• JOB
Repeat the material below exactly, with no pictures.

:: RECORD EXTRACTS ::

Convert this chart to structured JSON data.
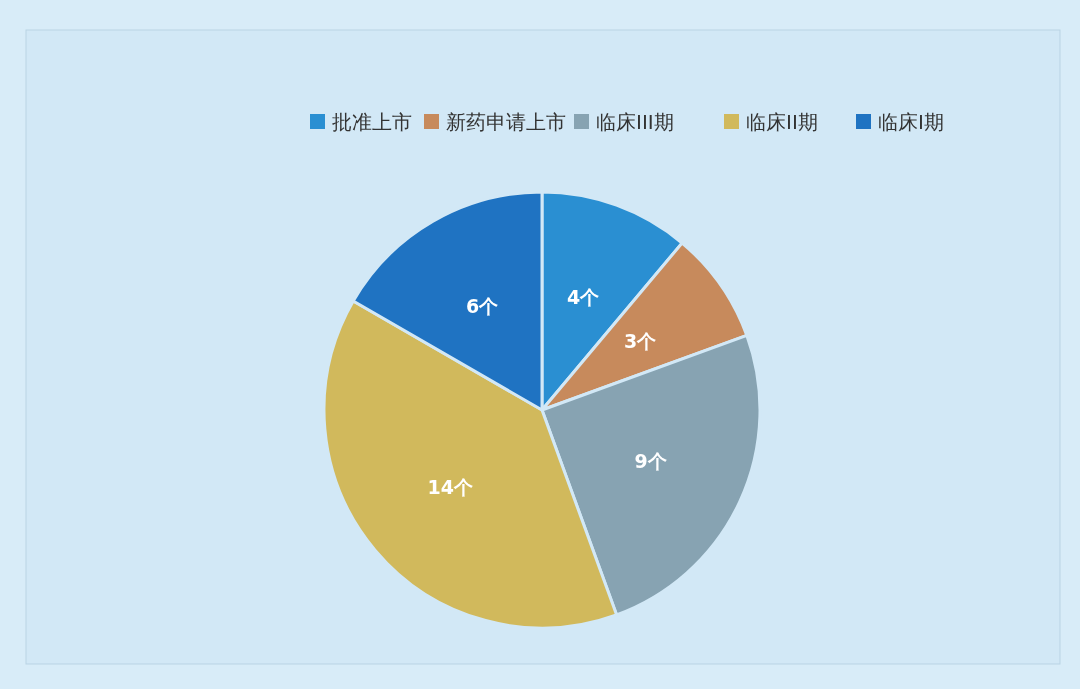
{
  "chart_data": {
    "type": "pie",
    "categories": [
      "批准上市",
      "新药申请上市",
      "临床III期",
      "临床II期",
      "临床I期"
    ],
    "values": [
      4,
      3,
      9,
      14,
      6
    ],
    "colors": [
      "#2a8fd2",
      "#c78a5c",
      "#87a3b2",
      "#d1b95c",
      "#1f73c2"
    ],
    "value_labels": [
      "4个",
      "3个",
      "9个",
      "14个",
      "6个"
    ],
    "legend": "top"
  }
}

:::

• OUTPUT
Convert this chart to structured JSON data.
{
  "chart_data": {
    "type": "pie",
    "categories": [
      "批准上市",
      "新药申请上市",
      "临床III期",
      "临床II期",
      "临床I期"
    ],
    "values": [
      4,
      3,
      9,
      14,
      6
    ],
    "colors": [
      "#2a8fd2",
      "#c78a5c",
      "#87a3b2",
      "#d1b95c",
      "#1f73c2"
    ],
    "value_labels": [
      "4个",
      "3个",
      "9个",
      "14个",
      "6个"
    ],
    "legend": "top"
  }
}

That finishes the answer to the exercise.